Stored entries
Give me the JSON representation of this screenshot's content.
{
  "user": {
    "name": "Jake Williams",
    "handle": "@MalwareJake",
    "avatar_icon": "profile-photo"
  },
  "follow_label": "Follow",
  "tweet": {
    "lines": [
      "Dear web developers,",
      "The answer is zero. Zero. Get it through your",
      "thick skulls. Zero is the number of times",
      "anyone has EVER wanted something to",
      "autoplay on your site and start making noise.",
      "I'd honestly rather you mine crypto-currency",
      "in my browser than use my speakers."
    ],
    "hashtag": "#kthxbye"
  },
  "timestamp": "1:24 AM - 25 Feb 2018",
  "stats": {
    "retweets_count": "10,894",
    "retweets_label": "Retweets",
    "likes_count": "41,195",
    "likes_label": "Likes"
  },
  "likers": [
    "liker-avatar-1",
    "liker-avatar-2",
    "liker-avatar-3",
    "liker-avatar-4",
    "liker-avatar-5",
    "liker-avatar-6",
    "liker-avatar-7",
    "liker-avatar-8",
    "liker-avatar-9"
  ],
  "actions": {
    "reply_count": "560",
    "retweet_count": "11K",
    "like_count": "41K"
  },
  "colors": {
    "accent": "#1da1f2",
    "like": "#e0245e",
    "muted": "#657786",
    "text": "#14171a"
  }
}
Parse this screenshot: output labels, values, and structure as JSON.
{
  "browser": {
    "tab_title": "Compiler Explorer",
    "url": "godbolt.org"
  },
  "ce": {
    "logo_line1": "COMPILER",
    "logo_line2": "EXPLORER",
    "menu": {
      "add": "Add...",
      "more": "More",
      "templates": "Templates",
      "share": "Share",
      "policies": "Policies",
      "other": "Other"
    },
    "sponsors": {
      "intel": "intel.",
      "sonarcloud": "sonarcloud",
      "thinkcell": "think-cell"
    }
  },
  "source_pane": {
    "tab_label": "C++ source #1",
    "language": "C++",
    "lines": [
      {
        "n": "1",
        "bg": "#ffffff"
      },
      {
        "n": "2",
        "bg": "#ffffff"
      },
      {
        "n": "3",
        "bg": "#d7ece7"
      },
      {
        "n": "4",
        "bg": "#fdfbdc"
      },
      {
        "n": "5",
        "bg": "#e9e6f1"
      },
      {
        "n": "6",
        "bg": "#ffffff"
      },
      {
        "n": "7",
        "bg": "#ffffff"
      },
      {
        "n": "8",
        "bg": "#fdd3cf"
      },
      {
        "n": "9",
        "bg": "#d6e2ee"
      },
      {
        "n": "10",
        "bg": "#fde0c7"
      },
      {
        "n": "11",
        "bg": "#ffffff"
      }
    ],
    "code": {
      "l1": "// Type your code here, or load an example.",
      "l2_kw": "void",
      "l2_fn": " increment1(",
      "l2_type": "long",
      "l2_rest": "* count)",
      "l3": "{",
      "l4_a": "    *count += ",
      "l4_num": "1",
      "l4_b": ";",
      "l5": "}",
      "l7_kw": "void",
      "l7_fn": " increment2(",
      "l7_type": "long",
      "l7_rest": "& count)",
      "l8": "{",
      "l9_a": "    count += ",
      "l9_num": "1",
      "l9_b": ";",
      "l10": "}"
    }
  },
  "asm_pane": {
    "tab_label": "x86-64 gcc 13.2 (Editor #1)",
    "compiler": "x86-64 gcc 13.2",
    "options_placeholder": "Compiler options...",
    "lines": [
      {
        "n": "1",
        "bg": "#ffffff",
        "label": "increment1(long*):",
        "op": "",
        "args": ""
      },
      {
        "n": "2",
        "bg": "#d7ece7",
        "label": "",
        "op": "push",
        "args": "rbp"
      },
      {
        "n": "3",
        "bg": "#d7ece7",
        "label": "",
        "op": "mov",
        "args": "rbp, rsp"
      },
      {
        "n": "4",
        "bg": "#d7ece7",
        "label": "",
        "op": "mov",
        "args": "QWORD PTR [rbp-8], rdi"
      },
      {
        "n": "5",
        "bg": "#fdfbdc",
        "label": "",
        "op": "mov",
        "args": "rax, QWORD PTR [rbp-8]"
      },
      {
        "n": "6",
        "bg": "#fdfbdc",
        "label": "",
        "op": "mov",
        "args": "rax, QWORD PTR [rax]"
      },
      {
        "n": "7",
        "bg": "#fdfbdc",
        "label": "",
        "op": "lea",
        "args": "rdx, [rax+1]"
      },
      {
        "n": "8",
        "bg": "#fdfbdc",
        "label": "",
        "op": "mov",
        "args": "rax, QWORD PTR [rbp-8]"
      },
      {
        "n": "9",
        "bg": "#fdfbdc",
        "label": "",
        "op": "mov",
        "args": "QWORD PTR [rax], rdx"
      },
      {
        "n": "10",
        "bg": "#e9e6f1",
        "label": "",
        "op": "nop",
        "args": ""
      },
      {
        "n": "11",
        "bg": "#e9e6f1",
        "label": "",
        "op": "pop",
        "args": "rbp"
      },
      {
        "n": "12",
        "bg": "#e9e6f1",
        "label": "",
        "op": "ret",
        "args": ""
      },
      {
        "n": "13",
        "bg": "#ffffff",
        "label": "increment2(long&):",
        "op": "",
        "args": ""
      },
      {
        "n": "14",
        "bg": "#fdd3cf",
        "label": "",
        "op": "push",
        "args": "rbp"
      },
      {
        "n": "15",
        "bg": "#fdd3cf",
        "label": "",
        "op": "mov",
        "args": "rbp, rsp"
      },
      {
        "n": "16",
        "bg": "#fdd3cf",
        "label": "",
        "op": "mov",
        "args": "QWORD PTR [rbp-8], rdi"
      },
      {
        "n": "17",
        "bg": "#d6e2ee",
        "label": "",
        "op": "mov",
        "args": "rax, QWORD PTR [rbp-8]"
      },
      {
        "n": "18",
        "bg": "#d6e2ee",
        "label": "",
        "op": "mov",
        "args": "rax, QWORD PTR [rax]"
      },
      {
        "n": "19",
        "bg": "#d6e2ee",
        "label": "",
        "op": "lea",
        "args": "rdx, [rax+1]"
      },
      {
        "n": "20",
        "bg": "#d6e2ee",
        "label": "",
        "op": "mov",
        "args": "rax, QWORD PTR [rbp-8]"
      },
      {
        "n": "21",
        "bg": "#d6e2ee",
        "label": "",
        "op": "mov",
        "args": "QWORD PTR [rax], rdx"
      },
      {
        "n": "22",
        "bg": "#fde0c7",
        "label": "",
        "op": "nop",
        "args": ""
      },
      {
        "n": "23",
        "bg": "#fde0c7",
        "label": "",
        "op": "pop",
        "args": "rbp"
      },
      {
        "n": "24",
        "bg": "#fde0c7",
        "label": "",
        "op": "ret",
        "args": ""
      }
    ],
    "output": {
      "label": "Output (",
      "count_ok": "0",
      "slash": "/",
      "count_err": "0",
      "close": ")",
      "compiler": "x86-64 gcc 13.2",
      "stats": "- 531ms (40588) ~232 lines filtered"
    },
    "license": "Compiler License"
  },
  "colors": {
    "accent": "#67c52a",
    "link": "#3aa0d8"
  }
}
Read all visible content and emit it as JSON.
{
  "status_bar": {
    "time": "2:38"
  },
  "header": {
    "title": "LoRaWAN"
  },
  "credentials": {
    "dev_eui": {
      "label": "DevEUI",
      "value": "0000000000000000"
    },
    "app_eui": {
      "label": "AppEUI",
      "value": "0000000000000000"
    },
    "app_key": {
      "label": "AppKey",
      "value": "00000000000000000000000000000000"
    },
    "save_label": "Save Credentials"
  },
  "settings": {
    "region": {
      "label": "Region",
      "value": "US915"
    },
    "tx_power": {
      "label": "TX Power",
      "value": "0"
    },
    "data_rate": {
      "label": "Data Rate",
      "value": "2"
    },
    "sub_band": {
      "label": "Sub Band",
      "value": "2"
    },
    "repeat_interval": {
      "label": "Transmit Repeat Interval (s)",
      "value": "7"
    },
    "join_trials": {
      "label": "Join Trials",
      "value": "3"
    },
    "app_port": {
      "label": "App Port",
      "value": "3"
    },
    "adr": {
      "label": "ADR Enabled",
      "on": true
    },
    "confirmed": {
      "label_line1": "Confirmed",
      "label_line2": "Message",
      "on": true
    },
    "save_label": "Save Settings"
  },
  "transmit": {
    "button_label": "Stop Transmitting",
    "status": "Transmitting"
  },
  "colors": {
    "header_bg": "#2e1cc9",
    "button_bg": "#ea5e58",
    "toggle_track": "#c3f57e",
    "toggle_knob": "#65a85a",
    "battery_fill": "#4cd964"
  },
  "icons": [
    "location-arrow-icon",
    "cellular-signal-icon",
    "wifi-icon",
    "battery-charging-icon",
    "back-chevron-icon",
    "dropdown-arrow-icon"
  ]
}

__SHORT TASK__. Write out the lines above, starting at the line that contains "Read all visible content and emit it as JSON." and ending with the final line, and nothing else; copy them exactly.

__FINISHED EXERCISE__.
Read all visible content and emit it as JSON.
{
  "status_bar": {
    "time": "2:38"
  },
  "header": {
    "title": "LoRaWAN"
  },
  "credentials": {
    "dev_eui": {
      "label": "DevEUI",
      "value": "0000000000000000"
    },
    "app_eui": {
      "label": "AppEUI",
      "value": "0000000000000000"
    },
    "app_key": {
      "label": "AppKey",
      "value": "00000000000000000000000000000000"
    },
    "save_label": "Save Credentials"
  },
  "settings": {
    "region": {
      "label": "Region",
      "value": "US915"
    },
    "tx_power": {
      "label": "TX Power",
      "value": "0"
    },
    "data_rate": {
      "label": "Data Rate",
      "value": "2"
    },
    "sub_band": {
      "label": "Sub Band",
      "value": "2"
    },
    "repeat_interval": {
      "label": "Transmit Repeat Interval (s)",
      "value": "7"
    },
    "join_trials": {
      "label": "Join Trials",
      "value": "3"
    },
    "app_port": {
      "label": "App Port",
      "value": "3"
    },
    "adr": {
      "label": "ADR Enabled",
      "on": true
    },
    "confirmed": {
      "label_line1": "Confirmed",
      "label_line2": "Message",
      "on": true
    },
    "save_label": "Save Settings"
  },
  "transmit": {
    "button_label": "Stop Transmitting",
    "status": "Transmitting"
  },
  "colors": {
    "header_bg": "#2e1cc9",
    "button_bg": "#ea5e58",
    "toggle_track": "#c3f57e",
    "toggle_knob": "#65a85a",
    "battery_fill": "#4cd964"
  },
  "icons": [
    "location-arrow-icon",
    "cellular-signal-icon",
    "wifi-icon",
    "battery-charging-icon",
    "back-chevron-icon",
    "dropdown-arrow-icon"
  ]
}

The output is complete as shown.